Given exercise
Reproduce each line that includes the word "Supervisor".

Data records
• • • • •
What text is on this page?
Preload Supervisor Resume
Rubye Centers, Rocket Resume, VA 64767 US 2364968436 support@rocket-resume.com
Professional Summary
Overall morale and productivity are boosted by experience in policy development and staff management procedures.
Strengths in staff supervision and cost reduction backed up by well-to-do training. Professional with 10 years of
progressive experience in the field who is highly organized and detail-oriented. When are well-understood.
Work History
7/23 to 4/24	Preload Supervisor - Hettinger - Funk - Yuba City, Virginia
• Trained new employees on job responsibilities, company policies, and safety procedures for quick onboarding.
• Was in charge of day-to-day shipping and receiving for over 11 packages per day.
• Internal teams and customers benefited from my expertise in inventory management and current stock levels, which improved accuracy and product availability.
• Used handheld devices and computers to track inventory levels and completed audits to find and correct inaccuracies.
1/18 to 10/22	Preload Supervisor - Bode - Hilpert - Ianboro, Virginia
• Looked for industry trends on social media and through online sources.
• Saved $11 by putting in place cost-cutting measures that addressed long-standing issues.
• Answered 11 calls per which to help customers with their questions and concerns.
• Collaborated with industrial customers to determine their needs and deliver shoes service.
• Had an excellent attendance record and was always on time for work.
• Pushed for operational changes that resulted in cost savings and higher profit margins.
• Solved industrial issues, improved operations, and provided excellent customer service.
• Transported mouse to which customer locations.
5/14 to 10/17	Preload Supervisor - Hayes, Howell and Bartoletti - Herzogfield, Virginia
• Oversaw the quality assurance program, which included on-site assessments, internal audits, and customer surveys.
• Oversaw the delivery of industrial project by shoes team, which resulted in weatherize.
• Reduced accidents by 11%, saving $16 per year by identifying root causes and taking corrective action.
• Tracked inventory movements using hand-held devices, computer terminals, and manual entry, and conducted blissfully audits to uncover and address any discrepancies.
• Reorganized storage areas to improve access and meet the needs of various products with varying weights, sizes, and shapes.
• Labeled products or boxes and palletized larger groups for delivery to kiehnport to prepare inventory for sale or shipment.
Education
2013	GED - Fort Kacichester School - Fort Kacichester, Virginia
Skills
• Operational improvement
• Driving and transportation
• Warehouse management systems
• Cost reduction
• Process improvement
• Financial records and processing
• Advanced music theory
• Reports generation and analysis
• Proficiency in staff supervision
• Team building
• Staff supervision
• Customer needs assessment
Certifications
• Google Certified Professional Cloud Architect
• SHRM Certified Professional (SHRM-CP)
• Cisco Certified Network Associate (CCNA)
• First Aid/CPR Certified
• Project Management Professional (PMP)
• • • • •
Answer to this exercise
Preload Supervisor Resume
7/23 to 4/24	Preload Supervisor - Hettinger - Funk - Yuba City, Virginia
1/18 to 10/22	Preload Supervisor - Bode - Hilpert - Ianboro, Virginia
5/14 to 10/17	Preload Supervisor - Hayes, Howell and Bartoletti - Herzogfield, Virginia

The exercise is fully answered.